> [Data in this exercise]
▬▬▬▬▬▬
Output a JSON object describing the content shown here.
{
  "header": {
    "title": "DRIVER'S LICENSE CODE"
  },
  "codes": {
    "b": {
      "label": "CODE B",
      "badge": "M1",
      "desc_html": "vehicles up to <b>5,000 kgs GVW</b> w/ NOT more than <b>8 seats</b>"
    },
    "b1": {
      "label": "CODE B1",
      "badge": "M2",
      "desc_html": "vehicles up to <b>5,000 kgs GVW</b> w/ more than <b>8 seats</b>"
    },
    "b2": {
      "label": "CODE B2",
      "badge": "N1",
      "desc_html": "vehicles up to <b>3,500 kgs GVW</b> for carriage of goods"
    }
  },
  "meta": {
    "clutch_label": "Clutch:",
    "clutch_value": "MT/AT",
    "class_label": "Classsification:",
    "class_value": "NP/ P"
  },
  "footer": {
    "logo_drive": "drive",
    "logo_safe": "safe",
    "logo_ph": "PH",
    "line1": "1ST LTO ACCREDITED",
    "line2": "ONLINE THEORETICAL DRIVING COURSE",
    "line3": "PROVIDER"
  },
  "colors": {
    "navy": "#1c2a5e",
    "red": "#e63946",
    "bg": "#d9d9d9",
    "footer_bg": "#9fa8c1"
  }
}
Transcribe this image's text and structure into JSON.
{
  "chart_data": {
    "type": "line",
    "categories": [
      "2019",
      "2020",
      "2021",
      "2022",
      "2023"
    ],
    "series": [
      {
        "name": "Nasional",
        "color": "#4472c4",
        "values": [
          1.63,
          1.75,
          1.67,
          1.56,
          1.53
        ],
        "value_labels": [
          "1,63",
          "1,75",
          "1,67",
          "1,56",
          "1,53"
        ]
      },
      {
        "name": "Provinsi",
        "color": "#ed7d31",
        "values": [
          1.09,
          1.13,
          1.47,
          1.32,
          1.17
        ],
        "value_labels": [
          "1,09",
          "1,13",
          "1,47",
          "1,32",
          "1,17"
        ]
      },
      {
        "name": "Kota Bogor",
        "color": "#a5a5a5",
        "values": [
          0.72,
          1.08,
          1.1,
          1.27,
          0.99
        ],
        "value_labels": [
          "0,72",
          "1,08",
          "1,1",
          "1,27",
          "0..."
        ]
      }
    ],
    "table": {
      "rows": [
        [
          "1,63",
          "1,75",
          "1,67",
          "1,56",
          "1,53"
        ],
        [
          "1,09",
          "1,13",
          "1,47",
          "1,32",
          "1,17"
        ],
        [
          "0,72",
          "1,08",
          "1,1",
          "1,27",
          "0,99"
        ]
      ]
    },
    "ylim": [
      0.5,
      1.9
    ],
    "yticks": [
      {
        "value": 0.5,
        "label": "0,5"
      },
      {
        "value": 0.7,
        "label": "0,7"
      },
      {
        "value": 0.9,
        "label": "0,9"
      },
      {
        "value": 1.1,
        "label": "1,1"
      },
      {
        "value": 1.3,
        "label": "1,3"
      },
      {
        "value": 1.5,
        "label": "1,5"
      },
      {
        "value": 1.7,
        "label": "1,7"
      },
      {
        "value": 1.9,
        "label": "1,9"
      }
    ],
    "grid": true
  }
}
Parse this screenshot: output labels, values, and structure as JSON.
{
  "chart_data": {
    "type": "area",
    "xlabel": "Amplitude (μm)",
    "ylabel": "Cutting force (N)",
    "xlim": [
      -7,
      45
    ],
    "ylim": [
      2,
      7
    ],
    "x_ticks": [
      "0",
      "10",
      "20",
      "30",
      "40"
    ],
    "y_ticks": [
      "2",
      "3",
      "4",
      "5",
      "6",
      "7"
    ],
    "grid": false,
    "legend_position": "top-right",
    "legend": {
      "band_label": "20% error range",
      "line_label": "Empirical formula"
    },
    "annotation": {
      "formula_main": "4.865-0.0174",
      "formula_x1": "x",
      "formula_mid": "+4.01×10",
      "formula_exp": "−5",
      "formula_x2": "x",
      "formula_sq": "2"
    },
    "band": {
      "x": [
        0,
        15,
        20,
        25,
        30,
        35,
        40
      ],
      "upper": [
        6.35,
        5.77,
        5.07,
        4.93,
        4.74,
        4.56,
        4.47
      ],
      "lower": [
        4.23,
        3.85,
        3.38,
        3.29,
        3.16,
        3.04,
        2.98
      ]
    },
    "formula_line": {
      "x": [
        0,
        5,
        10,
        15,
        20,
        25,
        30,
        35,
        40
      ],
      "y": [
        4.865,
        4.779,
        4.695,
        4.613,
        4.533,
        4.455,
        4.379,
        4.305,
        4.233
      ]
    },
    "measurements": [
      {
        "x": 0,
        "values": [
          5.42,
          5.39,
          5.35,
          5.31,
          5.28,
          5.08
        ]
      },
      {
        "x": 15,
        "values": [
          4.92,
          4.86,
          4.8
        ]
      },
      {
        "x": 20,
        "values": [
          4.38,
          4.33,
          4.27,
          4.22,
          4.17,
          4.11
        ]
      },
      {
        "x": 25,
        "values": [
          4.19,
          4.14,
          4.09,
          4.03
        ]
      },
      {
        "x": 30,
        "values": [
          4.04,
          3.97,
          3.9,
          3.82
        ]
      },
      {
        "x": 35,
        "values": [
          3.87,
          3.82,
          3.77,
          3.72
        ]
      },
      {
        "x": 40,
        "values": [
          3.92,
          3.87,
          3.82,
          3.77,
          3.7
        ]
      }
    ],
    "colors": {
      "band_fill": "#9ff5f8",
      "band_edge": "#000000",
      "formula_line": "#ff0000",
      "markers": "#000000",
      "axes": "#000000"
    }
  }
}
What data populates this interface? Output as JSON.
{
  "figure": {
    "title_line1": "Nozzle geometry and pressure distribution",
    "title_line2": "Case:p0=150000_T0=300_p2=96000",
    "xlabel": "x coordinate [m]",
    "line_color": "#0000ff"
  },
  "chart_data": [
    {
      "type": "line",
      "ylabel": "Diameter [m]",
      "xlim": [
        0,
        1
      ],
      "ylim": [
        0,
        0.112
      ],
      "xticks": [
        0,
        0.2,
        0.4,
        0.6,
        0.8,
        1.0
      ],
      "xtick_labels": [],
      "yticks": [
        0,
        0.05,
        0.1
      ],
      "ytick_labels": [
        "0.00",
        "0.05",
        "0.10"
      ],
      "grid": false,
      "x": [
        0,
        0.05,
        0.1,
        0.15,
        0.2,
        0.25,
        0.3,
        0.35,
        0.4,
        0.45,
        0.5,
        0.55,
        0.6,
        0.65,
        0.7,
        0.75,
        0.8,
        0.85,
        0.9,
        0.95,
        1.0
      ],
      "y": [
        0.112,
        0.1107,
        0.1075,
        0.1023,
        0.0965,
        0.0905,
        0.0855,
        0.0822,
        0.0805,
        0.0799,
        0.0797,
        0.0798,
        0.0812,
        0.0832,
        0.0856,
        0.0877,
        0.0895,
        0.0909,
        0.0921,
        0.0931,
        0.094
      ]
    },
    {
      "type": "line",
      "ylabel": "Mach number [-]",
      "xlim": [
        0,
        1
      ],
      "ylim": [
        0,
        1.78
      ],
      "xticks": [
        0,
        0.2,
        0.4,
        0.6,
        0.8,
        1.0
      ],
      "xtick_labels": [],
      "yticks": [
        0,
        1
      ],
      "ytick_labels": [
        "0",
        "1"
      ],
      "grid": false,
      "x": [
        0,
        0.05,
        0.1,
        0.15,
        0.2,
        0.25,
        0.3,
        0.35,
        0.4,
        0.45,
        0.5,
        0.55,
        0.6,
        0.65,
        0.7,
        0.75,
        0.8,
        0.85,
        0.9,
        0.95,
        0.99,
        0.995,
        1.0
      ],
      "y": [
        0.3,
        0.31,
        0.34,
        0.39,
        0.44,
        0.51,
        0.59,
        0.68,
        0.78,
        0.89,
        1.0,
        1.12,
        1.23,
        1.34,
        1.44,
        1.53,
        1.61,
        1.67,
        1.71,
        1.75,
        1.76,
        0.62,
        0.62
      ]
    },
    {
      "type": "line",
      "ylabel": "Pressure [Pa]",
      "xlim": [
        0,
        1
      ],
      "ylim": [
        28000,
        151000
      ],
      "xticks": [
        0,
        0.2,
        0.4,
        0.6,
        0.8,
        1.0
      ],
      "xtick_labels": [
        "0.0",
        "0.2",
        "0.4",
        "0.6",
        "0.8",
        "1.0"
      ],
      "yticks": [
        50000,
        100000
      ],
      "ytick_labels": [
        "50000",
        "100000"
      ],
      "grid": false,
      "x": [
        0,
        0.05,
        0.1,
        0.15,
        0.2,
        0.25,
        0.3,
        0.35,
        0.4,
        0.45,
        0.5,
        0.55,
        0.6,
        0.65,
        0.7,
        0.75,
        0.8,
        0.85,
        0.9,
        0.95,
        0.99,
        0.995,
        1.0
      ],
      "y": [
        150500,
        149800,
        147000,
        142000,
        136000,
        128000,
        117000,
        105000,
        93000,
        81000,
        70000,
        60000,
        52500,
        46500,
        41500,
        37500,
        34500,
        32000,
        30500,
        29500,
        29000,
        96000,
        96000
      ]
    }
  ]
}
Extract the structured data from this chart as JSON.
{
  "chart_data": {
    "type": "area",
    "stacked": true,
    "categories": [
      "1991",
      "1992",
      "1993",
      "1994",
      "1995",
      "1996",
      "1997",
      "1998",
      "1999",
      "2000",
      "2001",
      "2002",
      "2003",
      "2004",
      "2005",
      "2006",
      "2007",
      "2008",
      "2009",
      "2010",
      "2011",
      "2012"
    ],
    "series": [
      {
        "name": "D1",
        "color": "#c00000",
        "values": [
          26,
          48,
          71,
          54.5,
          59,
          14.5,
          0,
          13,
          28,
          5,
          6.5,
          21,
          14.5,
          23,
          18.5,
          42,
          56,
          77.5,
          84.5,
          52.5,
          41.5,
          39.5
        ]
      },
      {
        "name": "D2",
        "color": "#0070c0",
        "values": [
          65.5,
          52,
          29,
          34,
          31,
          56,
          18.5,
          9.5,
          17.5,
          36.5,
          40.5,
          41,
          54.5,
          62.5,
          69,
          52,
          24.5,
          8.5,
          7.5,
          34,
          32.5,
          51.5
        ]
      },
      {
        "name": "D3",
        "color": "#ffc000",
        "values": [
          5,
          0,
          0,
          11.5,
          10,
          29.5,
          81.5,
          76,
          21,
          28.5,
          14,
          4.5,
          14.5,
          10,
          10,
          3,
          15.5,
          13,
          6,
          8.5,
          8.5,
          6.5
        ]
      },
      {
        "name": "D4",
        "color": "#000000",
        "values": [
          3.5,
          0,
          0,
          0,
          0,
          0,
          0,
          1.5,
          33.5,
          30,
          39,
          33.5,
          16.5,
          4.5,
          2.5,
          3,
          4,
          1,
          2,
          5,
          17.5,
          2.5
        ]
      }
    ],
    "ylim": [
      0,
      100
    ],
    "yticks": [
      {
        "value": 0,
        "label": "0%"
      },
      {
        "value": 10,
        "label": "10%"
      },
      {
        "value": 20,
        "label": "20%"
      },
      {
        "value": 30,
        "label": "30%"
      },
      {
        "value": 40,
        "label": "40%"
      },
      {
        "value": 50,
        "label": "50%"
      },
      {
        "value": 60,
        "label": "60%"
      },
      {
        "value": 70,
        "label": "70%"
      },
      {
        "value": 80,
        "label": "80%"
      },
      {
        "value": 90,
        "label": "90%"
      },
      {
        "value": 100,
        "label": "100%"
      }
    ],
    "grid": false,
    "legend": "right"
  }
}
▬▬▬▬▬▬
> [Job]
Every line in the data that holds "vehicles" should be copied out.

> [Complete answer]
      "desc_html": "vehicles up to <b>5,000 kgs GVW</b> w/ NOT more than <b>8 seats</b>"
      "desc_html": "vehicles up to <b>5,000 kgs GVW</b> w/ more than <b>8 seats</b>"
      "desc_html": "vehicles up to <b>3,500 kgs GVW</b> for carriage of goods"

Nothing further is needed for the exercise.